◆ Task instructions:
Copy each line that contains the word "description".

◆ Provided material:
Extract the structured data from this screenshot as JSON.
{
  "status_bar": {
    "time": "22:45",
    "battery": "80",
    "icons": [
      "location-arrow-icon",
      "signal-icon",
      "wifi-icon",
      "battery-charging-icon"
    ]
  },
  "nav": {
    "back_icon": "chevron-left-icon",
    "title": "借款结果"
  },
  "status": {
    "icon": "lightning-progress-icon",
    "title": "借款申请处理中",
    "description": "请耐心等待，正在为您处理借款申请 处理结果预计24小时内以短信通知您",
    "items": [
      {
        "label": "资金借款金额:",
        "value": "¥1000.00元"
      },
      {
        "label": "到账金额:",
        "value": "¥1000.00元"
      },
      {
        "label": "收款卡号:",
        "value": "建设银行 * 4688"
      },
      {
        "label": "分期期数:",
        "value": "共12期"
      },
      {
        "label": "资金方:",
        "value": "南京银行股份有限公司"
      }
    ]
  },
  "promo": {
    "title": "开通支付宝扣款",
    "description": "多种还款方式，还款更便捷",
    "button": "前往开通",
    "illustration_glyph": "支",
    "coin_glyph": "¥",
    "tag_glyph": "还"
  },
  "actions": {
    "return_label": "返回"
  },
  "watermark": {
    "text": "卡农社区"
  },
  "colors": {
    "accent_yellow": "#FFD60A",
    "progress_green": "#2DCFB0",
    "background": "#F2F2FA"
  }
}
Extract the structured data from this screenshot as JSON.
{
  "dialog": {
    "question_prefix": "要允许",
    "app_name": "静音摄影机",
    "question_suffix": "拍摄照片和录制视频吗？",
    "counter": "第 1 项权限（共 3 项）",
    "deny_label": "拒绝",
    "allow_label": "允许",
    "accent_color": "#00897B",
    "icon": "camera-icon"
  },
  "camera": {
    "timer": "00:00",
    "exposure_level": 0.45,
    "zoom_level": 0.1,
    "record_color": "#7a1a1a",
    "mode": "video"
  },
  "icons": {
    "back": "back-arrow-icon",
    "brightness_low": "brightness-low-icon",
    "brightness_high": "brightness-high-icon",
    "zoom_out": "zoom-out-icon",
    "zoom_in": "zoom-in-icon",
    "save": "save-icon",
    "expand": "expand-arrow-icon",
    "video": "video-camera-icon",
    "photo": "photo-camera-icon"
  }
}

◆ Reply to the exercise:
    "description": "请耐心等待，正在为您处理借款申请 处理结果预计24小时内以短信通知您",
    "description": "多种还款方式，还款更便捷",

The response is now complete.